Extract to read:
★ ★ ★ ★ ★

With the title, Machhindra received NPR 1,500,000 along with the trophy, while APF received NPR 750,000 as runners-up. The edition featured the highest prize money in the tournament’s history up to that point.

Pradeep Budhathoki was named Player of the Match in the final. Pema Tamang was awarded the tournament’s Best Player and received a motorcycle. Other individual awards included Best Goalkeeper (Bishal Shrestha), Best Coach (Pravesh Katwal), and Top Scorer (Jonathan Zorilla).

The tournament featured participation from Nepali departmental teams and A-Division clubs, along with invited teams from India, Bhutan, and Malaysia. The edition was dedicated to the memory of former Gold Cup Management Committee chairperson Binod Basnet.

★ ★ ★ ★ ★

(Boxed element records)
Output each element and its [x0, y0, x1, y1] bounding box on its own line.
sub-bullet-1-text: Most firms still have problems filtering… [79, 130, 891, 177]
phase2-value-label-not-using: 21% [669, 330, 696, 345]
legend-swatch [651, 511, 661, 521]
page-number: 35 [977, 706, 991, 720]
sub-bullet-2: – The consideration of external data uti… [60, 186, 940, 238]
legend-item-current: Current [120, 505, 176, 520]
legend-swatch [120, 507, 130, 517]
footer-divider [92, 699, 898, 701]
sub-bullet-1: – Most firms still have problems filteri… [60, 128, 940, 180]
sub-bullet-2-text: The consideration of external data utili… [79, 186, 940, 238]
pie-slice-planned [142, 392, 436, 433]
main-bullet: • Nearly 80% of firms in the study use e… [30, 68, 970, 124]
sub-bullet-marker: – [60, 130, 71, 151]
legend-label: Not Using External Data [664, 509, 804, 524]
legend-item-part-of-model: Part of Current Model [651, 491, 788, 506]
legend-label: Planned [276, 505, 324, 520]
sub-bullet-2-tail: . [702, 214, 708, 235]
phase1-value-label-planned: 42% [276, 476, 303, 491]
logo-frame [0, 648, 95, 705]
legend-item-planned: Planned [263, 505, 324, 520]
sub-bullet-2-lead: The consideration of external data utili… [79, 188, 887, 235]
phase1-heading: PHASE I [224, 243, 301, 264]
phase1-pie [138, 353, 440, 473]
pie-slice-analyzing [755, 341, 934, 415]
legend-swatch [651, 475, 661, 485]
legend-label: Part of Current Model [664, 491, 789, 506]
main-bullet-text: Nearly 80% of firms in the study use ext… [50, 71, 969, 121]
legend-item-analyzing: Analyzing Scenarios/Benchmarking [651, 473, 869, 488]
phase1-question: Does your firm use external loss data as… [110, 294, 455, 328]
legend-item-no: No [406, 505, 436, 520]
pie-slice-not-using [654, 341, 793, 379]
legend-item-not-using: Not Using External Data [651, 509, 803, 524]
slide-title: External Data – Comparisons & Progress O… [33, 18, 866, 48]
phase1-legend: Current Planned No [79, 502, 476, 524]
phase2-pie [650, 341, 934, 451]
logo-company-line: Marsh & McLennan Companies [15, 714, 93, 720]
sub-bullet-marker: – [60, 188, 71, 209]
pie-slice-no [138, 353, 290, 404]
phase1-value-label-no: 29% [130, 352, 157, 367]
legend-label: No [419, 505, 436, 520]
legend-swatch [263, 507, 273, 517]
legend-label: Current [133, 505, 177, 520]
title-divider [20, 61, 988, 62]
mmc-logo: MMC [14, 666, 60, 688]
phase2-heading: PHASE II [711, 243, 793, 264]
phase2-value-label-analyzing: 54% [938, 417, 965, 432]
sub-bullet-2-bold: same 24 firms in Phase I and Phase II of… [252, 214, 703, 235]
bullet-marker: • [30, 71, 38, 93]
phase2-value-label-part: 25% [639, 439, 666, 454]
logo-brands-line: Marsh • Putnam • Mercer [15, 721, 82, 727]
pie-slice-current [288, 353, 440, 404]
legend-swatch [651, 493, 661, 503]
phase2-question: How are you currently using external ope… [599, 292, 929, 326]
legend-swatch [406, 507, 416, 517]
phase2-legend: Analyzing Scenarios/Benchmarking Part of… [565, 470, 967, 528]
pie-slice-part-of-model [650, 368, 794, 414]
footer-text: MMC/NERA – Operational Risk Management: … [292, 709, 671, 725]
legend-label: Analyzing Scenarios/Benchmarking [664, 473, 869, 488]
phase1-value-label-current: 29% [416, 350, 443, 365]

★ ★ ★ ★ ★

Prompt A: Rewrite the paragraph of the tournament passage that begins "Pradeep Budhathoki was named" as a bulleted list of each award and its recipient.
Prompt B: Name every country, other than Nepal, that sent invited teams according to the tournament passage.
Work only from the tournament passage.

Worked answer A:
- Player of the Match in the final: Pradeep Budhathoki
- Best Player of the tournament: Pema Tamang (received a motorcycle)
- Best Goalkeeper: Bishal Shrestha
- Best Coach: Pravesh Katwal
- Top Scorer: Jonathan Zorilla

Worked answer B: India, Bhutan, Malaysia